▶ Do this:
Gather every line that includes the word "date", please.

▶ Rows from a figure dataset:
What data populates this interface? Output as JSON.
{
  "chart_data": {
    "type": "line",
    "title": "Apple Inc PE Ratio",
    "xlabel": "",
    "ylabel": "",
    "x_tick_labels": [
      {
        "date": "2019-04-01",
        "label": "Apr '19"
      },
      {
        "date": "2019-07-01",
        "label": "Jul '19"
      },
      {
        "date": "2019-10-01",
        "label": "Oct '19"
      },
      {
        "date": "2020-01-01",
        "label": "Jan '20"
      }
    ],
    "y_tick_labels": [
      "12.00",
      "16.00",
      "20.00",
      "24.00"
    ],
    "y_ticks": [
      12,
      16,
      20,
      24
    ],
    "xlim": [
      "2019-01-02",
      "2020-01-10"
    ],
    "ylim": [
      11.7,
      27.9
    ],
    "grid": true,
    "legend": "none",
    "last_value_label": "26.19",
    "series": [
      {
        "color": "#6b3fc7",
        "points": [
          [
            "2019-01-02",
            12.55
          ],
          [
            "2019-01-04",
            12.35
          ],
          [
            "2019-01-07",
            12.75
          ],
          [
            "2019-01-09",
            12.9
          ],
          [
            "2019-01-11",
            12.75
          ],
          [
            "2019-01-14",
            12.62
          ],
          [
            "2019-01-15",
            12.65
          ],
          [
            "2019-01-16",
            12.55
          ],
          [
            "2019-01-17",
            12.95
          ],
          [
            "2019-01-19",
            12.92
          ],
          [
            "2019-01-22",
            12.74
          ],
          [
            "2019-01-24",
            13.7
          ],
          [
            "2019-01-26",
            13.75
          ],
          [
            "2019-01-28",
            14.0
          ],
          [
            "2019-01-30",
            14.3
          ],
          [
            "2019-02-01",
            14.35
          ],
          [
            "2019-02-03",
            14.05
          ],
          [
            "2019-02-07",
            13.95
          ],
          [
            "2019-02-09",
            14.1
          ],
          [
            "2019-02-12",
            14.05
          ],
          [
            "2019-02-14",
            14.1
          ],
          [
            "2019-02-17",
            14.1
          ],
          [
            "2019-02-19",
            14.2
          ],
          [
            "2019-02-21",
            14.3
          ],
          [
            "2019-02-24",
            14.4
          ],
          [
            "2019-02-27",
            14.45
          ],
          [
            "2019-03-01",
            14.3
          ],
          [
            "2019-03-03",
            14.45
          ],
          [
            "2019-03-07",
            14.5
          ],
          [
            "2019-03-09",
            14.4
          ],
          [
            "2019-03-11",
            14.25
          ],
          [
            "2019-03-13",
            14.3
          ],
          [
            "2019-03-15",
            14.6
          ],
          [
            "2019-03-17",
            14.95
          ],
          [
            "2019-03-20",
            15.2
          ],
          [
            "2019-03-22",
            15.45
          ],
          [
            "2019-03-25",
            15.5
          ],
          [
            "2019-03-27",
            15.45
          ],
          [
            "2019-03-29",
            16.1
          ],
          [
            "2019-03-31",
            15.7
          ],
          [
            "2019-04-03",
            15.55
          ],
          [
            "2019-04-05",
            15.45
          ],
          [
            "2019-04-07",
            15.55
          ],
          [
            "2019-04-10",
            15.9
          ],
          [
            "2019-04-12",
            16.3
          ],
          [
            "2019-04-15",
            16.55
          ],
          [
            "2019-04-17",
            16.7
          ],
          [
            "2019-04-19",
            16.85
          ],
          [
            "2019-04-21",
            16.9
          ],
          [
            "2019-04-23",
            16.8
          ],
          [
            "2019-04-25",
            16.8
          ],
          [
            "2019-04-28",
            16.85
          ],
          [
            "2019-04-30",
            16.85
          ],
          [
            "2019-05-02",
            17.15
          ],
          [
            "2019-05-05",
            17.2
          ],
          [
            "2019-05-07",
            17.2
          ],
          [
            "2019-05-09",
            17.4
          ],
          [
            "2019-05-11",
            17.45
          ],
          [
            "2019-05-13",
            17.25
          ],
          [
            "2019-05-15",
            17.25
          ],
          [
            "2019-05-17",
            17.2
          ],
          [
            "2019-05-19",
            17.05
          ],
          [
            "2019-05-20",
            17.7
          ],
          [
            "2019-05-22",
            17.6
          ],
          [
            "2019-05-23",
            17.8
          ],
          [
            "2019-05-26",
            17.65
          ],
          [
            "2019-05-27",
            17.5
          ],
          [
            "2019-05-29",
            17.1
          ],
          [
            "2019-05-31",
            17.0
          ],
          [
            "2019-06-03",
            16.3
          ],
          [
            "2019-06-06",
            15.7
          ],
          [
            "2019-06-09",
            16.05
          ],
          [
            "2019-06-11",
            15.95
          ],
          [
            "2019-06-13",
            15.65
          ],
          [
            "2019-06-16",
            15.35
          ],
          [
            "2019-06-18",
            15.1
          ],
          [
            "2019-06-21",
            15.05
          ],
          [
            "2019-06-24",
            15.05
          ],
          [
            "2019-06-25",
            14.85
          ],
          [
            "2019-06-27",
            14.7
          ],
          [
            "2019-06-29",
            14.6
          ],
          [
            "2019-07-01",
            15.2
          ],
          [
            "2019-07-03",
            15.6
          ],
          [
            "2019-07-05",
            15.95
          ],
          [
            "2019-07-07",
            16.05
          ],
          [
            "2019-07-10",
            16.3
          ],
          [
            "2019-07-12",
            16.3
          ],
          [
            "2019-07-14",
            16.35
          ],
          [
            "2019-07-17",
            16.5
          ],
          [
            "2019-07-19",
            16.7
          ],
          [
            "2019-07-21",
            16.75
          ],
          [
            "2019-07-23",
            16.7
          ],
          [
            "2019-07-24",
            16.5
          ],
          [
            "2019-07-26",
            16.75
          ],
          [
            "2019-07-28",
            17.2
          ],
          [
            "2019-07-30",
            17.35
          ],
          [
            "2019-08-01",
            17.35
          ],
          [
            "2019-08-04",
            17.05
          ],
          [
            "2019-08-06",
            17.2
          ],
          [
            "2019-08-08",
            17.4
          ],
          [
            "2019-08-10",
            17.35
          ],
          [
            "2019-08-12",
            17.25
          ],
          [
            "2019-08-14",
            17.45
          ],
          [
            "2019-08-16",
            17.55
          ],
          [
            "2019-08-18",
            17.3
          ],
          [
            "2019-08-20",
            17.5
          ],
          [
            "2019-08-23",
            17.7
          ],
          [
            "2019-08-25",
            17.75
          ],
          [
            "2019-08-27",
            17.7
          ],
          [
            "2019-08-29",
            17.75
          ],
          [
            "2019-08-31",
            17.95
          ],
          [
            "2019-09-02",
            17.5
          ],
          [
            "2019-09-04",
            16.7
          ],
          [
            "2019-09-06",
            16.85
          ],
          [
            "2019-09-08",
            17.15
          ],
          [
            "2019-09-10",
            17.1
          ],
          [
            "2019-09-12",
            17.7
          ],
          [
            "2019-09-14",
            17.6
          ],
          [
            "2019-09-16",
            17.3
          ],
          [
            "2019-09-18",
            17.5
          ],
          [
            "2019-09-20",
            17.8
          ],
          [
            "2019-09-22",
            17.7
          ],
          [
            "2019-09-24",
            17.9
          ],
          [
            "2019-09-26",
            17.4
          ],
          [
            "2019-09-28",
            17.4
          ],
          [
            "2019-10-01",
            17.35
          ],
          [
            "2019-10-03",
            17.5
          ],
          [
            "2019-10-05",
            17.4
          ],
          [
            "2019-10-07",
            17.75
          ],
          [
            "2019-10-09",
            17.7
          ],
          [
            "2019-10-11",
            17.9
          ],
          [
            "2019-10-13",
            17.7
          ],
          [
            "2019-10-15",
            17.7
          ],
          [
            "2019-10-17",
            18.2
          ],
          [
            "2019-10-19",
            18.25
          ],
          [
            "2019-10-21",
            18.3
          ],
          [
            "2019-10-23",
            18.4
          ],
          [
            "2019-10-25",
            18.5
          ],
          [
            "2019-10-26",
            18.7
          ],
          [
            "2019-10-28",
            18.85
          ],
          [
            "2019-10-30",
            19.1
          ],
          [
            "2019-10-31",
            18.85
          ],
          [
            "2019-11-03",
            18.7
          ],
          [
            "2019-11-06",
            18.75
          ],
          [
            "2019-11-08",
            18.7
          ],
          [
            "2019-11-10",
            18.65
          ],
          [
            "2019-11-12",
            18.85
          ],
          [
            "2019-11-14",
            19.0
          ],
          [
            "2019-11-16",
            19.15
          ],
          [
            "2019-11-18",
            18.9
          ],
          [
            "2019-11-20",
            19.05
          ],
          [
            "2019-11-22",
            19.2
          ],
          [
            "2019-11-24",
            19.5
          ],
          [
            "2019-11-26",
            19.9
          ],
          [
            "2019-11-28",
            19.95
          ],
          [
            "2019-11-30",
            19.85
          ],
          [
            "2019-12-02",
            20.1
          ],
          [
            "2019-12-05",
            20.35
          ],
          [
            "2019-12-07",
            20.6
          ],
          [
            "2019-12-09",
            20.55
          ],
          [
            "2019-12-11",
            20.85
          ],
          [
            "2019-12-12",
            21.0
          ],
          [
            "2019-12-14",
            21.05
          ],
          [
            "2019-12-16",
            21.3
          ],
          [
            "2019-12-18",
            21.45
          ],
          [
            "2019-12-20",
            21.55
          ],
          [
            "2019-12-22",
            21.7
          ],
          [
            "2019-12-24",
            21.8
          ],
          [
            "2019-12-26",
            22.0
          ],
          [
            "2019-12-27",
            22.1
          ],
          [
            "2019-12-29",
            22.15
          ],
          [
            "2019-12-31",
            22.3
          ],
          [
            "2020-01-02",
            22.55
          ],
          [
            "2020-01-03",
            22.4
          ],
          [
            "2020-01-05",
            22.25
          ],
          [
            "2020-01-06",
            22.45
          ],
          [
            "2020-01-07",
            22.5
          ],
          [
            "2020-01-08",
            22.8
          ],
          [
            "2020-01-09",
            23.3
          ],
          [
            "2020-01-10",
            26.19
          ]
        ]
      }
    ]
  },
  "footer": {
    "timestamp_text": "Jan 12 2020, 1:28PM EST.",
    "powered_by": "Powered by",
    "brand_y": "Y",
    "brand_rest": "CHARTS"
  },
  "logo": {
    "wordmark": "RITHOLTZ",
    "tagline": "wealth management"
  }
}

▶ Result below:
        "date": "2019-04-01",
        "date": "2019-07-01",
        "date": "2019-10-01",
        "date": "2020-01-01",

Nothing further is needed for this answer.